**SHORT EXERCISE:**
Return each line containing "длине".
[DATASET ROWS start]
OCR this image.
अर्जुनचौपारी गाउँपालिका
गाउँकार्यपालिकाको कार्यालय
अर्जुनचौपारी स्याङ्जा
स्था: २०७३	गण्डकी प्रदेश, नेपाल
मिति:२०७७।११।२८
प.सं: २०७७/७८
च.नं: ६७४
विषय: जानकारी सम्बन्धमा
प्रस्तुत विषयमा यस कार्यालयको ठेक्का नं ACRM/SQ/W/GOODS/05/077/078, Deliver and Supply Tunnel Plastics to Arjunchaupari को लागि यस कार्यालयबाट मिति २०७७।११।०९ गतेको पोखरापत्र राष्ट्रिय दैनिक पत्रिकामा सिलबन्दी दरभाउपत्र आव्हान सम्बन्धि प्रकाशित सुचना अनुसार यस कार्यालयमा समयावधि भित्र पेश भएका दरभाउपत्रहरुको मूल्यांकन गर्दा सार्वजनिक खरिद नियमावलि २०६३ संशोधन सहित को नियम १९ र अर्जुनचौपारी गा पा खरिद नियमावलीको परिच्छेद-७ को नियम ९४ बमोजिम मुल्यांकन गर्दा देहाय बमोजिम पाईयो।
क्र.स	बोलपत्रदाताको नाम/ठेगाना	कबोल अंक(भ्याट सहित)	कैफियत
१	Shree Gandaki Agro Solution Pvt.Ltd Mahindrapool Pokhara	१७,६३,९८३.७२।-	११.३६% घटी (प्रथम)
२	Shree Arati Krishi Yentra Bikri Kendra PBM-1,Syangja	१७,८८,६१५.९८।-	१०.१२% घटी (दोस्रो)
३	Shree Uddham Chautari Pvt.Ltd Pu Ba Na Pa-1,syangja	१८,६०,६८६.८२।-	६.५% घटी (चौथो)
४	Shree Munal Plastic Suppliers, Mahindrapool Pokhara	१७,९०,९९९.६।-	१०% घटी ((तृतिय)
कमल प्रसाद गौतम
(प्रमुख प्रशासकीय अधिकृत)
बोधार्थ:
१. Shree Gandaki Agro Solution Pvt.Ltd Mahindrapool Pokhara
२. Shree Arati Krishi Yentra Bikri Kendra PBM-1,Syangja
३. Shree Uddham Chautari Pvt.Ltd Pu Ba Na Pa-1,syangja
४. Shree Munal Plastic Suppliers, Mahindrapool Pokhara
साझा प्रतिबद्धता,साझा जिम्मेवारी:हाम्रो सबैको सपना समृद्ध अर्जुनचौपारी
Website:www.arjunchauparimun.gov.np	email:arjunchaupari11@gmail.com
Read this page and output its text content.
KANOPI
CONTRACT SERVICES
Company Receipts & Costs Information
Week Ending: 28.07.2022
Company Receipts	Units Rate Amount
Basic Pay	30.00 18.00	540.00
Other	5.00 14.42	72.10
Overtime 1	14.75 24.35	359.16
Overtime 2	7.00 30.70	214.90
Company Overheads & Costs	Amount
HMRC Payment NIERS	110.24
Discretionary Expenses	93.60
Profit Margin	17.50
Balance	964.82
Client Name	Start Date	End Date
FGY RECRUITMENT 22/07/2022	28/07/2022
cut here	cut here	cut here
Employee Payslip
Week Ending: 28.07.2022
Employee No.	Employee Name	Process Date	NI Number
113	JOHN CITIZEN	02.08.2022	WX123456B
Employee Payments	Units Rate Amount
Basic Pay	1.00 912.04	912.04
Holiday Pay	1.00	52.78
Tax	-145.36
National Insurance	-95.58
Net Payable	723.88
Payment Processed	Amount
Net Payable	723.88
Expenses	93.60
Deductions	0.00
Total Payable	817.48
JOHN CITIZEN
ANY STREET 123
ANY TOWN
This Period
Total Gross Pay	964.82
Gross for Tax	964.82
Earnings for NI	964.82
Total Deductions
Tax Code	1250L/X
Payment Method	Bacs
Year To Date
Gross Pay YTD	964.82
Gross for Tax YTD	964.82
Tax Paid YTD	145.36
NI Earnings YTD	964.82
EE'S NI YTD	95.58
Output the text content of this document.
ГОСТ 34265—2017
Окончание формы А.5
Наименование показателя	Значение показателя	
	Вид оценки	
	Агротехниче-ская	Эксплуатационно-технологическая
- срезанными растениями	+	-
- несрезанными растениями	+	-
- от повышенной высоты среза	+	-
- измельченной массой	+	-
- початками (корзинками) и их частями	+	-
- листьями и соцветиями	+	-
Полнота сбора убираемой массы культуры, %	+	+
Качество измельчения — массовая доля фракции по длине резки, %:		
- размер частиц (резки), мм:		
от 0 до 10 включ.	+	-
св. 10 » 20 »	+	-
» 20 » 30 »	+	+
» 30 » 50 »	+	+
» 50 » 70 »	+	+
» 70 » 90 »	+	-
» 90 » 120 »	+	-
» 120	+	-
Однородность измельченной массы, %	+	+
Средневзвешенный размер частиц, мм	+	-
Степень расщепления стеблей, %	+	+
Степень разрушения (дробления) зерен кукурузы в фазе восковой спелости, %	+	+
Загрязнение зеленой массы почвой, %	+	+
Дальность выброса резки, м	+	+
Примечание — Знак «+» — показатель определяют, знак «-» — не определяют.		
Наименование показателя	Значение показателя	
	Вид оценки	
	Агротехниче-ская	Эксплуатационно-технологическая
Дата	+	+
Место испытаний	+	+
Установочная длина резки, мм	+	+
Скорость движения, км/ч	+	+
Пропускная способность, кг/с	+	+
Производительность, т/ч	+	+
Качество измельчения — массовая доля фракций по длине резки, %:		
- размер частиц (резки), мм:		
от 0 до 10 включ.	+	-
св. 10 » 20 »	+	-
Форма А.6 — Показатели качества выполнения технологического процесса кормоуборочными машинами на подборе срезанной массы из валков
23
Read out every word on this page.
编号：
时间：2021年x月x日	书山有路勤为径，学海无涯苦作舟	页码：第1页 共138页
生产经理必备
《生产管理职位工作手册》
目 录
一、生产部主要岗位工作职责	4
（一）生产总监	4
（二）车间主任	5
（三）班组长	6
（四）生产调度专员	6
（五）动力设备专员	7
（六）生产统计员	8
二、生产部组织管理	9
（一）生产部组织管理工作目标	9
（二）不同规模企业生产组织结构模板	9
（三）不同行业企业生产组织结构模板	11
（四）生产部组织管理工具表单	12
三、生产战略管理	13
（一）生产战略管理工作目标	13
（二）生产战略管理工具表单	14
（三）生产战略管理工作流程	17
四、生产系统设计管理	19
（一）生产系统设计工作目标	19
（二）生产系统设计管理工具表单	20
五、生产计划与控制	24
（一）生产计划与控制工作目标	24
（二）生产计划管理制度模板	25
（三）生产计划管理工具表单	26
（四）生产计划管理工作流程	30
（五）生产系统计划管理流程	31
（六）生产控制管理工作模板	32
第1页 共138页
[DATASET ROWS end]
**PROBLEM SOLUTION:**
Качество измельчения — массовая доля фракции по длине резки, %:		
Качество измельчения — массовая доля фракций по длине резки, %:		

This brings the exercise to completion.